● **YOUR TASK**
Please carry on the passage on Putin's Arctic remarks, picking up right after its last sentence.
======== PASSAGE GIVEN
Putin told reporters that Moscow and Washington “should interact on issues related to the Arctic region.” He said: “Russia and the United States are among the eight members of the Arctic Council; Russia chairs the Arctic Council this year. Moreover…there is a strait between Alaska and Chukotka, the United States is on one side and Russia is on the other. All this together should push us to join efforts” (The TASS News 16 June 2021). 

Dismissing American “concerns about Russia’s alleged engagement in the militarization of the Arctic region,” Putin said: “we discussed this issue in a broad format and in some detail. This is a highly important and interesting issue as the development of the entire Arctic region and the Northern Sea Route in particular has tremendous economic significance for many countries in the region and beyond it. The US concerns regarding militarisation are absolutely groundless. We are not doing anything new there compared to the Soviet era. We are restoring the local infrastructure that was lost and demolished completely some time ago…. we are doing this using up-to-date technology. We are restoring the military and border control infrastructure, and we are creating nature conservation infrastructure, which has never been done in the past. We are creating a relevant base for the Emergencies Ministry, which will give us the opportunity to conduct high-seas rescue missions in case of emergency and to protect the environment” (President of Russia, 16 June 2021). 

Putin pointed out that Russia would be “ready to assist all the interested countries and companies in developing the Northern Sea Route.” He said that the navigation season in the region is much longer, and it “will become practically year-round due to climate change and as we launch our new icebreakers, including the Lider. Russia has the most powerful nuclear icebreaker fleet which is in high demand here” (Ibid).  

Putin also reminded that “the UN Convention on the Law of the Sea (UNCLOS) describes the legal regime in international waters, including internal waters, the inland sea, the territorial sea, the contiguous zone, the exclusive economic zone and the open high seas. An inland sea is located inside a country’s territory…” It is “covered by a special regime, and we don’t have to provide anyone with any privilege here…. It is our sovereign right to allow or not to allow foreign ships to sail there. But we do not abuse this right, and we grant free passage to everyone” (Ibid; The TASS News 16 June 2021).
================
======== SUPPLIED ENTRIES
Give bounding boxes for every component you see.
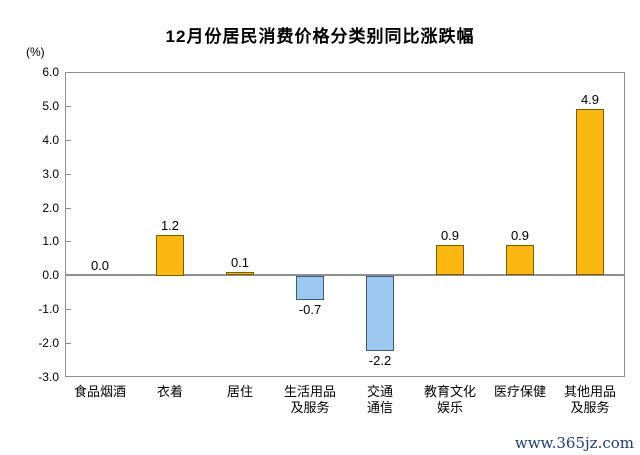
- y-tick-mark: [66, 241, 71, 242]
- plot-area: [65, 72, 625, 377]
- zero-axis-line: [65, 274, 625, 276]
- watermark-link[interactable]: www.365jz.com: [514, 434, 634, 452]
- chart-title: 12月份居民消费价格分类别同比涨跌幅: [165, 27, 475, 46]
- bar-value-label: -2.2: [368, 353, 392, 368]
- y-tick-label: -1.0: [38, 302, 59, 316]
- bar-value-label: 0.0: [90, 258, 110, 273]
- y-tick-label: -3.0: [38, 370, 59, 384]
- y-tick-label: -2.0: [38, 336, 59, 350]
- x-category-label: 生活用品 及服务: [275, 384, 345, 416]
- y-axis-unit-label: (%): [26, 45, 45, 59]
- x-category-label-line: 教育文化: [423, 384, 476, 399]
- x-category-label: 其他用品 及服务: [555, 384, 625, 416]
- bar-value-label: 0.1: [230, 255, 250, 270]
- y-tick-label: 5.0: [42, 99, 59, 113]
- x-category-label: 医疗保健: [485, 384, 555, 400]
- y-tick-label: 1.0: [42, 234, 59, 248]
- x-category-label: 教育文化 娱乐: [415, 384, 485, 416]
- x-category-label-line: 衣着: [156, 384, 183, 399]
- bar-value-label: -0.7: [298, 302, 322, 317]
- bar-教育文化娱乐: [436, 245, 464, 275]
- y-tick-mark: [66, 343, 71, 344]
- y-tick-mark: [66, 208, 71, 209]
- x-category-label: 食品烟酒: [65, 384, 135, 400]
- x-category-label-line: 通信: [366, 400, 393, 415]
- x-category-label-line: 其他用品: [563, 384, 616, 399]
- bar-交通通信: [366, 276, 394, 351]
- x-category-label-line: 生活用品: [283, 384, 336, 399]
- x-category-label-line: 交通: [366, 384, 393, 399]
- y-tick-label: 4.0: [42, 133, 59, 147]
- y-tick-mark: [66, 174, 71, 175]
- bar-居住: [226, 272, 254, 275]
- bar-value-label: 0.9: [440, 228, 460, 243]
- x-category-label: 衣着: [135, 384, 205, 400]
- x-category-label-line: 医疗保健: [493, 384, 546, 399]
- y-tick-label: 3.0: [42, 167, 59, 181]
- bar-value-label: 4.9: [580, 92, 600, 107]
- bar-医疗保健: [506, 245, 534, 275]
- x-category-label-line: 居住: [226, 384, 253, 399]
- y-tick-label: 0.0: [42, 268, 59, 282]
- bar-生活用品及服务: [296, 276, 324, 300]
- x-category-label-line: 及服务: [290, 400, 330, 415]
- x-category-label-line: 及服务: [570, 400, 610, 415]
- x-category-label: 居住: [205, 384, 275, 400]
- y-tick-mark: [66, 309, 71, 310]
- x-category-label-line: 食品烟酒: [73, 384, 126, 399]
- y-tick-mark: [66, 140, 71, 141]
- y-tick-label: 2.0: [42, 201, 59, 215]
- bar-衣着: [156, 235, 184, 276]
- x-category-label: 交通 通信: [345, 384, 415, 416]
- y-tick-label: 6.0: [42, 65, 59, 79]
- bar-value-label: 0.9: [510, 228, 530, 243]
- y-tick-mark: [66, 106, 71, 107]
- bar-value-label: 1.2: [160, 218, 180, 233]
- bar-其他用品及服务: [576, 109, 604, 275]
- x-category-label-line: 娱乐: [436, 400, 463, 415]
================
● **TASK RESULT**
President Biden in his press conference in Geneva said that “there is a long list of issues” they “spent time on” and this obviously included the question of the Arctic. Biden said that they discussed how both the U.S and Russia can ensure the Arctic as “a region of cooperation rather than conflict.” According to him, “I caught part of President’s —Putin’s press conference, and he talked about the need for us to be able to have some kind of modus operandi where we dealt with making sure the Arctic was, in fact, a free zone” (The White House, 16 June 2021). 

A month before the U.S.-Russia summit, President Biden, addressing at the United States Coast Guard Academy’s 140th Commencement Exercises, said that “in the Arctic, the Coast Guard is the prow of American presence in the region, rapidly growing in strategic importance as ice recedes and new sea lanes open.  We, the United States, are an Arctic nation, and the United States must demonstrate our leadership and engagement, our diplomacy, and our operational skill…. And we have to make sure that every country respects these international norms.  So, we need them — we need modern ice breakers, yes, but just as critically, we need to stand shoulder-to-shoulder with those Allies and partners who share our values, including Indigenous communities who are the keepers of traditional knowledge about the Arctic waters” (The White House 19 May 2021). 

A day after Biden’s statement came the 12th Ministerial meeting of the Arctic Council which marked Russia assuming Chairmanship of the Council. The Council meeting was held on 20 May 2021 in Reykjavik, Iceland.  That was the time when Washington was set to begin a fresh round of campaign against Russian efforts to hold sway over the Arctic shipping lanes and reinstate a military component in the discussions underway over issues in the region. There were reports about the U.S. and its NATO allies’ opposition to Russia’s attempts to control Northern Sea Route. Moscow was, in fact, keen on resuming high-level military dialogues within the Council, but it got deferred following the Ukraine issue in 2014. Moscow was equally suspicious about NATO’s strategy in the Arctic. 

At the Arctic Council foreign ministers meeting in Reykjavik, U.S. Secretary of State Antony Blinken said the Council should “focus on peaceful cooperation on environmental issues, maritime safety and the well-being of indigenous people in the region.” He told that “the Arctic is a region for strategic competition that has seized the world’s attention. But the Arctic is more than a strategically or economically significant region. It’s home to our people, its hallmark has been and must remain peaceful cooperation. It’s our responsibility to protect that peaceful cooperation and to build on it.” Blinken alsounderlined the importance of sustaining “effective governance and the rule of law” to ensure that the “Arctic remains a region free of conflict where countries act responsibly.” He had also challenged the legality of the proposed Russian maritime rules and expressed deep reservations about Russia’s military activity in the far North (ABC News 21 May 2021).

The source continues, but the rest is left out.